== Exercise requirements ==
Give a verbatim copy of the lines below, minus the pictures.

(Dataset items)
------------------------

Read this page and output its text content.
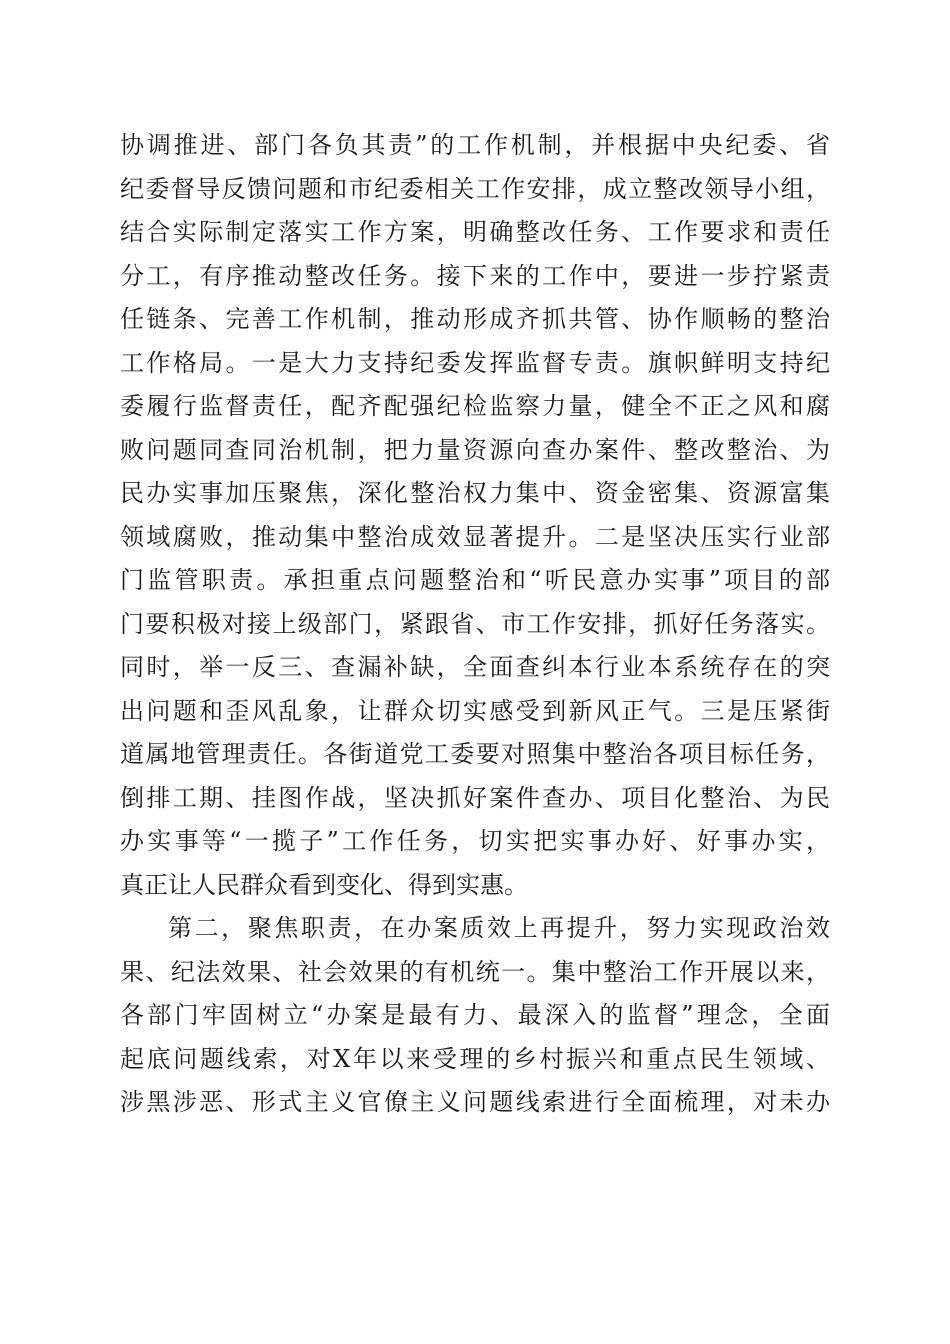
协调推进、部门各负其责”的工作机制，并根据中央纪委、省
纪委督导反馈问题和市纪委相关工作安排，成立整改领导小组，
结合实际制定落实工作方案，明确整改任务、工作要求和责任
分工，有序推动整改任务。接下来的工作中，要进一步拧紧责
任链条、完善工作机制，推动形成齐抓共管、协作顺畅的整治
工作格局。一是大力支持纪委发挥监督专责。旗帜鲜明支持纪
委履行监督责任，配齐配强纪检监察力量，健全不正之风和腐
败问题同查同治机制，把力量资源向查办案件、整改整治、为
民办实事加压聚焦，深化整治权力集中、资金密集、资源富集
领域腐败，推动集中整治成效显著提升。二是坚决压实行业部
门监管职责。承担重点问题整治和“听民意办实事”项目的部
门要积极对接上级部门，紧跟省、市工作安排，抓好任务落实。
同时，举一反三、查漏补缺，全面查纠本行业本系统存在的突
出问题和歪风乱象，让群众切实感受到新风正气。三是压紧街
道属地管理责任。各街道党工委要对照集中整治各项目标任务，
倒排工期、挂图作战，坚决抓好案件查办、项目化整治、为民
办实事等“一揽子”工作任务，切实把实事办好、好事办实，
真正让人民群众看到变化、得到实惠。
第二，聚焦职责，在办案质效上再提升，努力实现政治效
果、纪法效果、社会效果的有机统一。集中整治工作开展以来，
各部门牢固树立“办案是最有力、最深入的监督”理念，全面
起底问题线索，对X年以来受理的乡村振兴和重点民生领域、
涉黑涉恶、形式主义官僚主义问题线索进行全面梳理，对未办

------------------------

== Complete response ==
Read this page and output its text content.
协调推进、部门各负其责”的工作机制，并根据中央纪委、省
纪委督导反馈问题和市纪委相关工作安排，成立整改领导小组，
结合实际制定落实工作方案，明确整改任务、工作要求和责任
分工，有序推动整改任务。接下来的工作中，要进一步拧紧责
任链条、完善工作机制，推动形成齐抓共管、协作顺畅的整治
工作格局。一是大力支持纪委发挥监督专责。旗帜鲜明支持纪
委履行监督责任，配齐配强纪检监察力量，健全不正之风和腐
败问题同查同治机制，把力量资源向查办案件、整改整治、为
民办实事加压聚焦，深化整治权力集中、资金密集、资源富集
领域腐败，推动集中整治成效显著提升。二是坚决压实行业部
门监管职责。承担重点问题整治和“听民意办实事”项目的部
门要积极对接上级部门，紧跟省、市工作安排，抓好任务落实。
同时，举一反三、查漏补缺，全面查纠本行业本系统存在的突
出问题和歪风乱象，让群众切实感受到新风正气。三是压紧街
道属地管理责任。各街道党工委要对照集中整治各项目标任务，
倒排工期、挂图作战，坚决抓好案件查办、项目化整治、为民
办实事等“一揽子”工作任务，切实把实事办好、好事办实，
真正让人民群众看到变化、得到实惠。
第二，聚焦职责，在办案质效上再提升，努力实现政治效
果、纪法效果、社会效果的有机统一。集中整治工作开展以来，
各部门牢固树立“办案是最有力、最深入的监督”理念，全面
起底问题线索，对X年以来受理的乡村振兴和重点民生领域、
涉黑涉恶、形式主义官僚主义问题线索进行全面梳理，对未办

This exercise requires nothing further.